SHORT TASK
In how many lines of the data does the word "screenshot" appear? Give the number by itself.

** Start INPUT DATA **

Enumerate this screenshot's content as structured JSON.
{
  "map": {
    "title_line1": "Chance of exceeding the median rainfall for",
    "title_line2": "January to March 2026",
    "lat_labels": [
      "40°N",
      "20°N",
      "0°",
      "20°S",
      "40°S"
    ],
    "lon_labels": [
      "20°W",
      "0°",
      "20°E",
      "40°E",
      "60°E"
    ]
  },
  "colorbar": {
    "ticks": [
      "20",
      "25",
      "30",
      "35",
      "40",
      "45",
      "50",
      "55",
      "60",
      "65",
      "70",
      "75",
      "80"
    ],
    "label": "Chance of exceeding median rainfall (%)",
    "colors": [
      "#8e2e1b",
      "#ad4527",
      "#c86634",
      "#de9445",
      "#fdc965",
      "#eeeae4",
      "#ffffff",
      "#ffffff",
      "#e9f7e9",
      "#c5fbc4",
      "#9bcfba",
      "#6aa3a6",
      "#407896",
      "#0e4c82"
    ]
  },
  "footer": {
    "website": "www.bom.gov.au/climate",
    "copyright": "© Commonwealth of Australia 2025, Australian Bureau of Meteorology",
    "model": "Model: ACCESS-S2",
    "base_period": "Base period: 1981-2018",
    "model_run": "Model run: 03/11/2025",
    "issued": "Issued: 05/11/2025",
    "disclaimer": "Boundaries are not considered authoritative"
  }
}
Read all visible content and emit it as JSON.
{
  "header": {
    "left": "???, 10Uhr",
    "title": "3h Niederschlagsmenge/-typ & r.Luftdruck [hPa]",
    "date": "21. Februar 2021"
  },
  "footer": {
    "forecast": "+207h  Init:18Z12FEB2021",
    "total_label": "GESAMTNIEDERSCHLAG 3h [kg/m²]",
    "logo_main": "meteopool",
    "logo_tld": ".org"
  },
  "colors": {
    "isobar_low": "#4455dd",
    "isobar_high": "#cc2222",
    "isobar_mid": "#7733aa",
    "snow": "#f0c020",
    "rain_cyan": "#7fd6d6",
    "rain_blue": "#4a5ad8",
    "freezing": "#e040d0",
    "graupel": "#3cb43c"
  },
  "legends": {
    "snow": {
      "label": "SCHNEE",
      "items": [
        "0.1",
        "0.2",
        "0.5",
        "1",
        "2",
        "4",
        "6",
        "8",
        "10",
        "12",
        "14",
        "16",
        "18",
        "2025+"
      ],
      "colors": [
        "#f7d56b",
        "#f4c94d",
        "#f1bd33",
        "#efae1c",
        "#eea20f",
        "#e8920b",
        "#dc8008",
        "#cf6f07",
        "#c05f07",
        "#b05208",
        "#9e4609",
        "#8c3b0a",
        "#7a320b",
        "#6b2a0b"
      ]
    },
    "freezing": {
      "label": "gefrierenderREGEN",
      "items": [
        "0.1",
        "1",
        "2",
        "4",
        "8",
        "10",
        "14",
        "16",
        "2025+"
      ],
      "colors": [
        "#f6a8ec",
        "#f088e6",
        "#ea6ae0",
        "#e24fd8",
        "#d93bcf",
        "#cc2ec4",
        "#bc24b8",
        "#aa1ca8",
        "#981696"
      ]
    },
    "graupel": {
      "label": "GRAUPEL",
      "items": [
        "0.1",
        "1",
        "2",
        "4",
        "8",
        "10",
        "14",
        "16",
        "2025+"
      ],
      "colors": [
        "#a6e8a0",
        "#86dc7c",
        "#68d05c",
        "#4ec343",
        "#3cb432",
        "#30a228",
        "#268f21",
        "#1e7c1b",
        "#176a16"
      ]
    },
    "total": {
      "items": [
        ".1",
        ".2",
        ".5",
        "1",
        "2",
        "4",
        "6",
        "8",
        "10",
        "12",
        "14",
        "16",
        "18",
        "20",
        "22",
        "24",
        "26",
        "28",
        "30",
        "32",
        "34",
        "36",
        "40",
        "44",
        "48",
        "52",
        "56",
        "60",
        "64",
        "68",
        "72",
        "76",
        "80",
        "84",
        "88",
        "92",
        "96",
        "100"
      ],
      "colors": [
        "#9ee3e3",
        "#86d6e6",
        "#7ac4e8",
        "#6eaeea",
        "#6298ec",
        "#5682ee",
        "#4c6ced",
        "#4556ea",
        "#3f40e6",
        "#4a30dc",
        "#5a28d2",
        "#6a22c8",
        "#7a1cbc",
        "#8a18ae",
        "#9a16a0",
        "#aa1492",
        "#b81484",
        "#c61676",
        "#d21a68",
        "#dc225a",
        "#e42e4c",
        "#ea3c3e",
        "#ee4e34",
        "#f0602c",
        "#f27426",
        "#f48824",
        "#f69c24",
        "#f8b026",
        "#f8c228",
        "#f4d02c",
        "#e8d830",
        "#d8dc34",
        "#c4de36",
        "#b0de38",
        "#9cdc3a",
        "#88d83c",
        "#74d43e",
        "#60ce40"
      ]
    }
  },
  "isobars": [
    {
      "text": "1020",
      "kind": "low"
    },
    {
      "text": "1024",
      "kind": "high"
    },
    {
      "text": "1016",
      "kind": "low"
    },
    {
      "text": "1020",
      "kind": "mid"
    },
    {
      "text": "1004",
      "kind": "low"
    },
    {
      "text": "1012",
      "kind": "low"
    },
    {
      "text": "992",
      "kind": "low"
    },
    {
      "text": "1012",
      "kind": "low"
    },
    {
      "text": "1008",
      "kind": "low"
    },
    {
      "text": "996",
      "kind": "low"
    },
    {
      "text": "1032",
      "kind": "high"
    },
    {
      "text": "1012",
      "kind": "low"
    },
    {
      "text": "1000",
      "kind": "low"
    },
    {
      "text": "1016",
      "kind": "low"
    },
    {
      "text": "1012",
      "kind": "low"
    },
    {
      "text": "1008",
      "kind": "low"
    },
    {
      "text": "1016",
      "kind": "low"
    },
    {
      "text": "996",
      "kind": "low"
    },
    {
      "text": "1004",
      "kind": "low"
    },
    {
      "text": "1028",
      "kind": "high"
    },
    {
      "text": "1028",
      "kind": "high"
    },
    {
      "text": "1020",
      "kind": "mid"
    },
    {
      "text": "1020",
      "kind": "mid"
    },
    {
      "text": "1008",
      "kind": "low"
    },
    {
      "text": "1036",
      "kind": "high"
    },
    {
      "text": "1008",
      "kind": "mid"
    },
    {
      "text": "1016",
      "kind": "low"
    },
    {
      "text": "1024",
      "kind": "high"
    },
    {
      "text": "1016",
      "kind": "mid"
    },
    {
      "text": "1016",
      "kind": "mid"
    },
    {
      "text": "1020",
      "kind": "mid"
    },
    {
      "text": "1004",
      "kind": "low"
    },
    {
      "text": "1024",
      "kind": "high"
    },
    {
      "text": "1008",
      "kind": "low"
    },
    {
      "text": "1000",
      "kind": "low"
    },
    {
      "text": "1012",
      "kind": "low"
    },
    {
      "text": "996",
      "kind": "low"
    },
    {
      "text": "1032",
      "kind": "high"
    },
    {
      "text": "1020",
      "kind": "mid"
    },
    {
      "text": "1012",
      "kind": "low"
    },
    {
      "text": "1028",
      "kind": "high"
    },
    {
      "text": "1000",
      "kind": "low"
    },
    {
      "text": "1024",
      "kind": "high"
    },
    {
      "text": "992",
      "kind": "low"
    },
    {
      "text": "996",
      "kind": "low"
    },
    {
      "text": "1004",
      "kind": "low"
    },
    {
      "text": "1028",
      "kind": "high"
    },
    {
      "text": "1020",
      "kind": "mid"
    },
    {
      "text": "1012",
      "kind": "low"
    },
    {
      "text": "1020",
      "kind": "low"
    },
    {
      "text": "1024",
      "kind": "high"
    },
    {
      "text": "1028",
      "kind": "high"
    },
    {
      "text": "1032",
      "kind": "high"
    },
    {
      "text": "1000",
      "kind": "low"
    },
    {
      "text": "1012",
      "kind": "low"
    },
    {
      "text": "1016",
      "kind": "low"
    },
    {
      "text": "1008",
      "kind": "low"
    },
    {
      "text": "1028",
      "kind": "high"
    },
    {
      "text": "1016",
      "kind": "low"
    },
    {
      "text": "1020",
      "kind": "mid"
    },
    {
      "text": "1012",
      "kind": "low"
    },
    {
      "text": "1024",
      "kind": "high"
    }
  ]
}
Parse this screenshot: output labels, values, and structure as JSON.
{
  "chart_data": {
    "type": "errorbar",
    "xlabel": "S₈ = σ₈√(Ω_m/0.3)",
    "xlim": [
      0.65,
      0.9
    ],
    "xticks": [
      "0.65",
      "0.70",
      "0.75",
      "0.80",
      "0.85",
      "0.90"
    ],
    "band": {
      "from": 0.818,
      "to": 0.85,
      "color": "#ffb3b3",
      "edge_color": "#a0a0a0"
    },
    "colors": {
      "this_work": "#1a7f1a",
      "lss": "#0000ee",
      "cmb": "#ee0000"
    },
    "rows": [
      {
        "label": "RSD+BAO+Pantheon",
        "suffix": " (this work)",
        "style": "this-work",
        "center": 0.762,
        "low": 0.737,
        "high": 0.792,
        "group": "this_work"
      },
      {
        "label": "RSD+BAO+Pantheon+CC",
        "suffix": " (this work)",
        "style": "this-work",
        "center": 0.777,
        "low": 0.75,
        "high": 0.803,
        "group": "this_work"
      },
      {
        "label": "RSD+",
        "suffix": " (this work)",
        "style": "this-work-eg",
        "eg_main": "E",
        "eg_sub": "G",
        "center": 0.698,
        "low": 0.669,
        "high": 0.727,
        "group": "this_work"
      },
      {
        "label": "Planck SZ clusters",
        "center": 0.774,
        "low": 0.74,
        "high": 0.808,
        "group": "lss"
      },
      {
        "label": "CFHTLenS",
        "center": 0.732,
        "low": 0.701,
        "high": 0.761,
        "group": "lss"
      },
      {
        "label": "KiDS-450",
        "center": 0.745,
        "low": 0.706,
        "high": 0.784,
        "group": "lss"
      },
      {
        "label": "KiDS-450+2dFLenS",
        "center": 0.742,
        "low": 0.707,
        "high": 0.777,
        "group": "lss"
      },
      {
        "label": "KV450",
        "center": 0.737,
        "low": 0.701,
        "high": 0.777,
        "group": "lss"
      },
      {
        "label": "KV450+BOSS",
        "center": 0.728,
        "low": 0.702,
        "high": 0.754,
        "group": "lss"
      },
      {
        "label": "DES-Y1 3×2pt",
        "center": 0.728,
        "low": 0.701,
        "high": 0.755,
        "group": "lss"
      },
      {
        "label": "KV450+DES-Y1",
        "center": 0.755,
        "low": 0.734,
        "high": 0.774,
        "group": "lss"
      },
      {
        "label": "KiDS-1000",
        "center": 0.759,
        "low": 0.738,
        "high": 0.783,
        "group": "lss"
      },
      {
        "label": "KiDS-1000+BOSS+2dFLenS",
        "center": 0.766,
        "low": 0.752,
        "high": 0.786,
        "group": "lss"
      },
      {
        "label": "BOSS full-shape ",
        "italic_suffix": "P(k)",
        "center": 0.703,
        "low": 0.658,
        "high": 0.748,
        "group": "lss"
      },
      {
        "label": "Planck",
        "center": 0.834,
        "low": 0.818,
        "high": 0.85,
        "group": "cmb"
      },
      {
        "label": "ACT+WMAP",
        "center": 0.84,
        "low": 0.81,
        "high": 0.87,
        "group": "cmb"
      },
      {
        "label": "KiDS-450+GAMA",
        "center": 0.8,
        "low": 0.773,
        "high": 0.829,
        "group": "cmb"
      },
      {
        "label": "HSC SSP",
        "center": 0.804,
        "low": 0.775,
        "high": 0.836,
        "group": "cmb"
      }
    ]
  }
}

** End INPUT DATA **

COMPLETE RESPONSE
2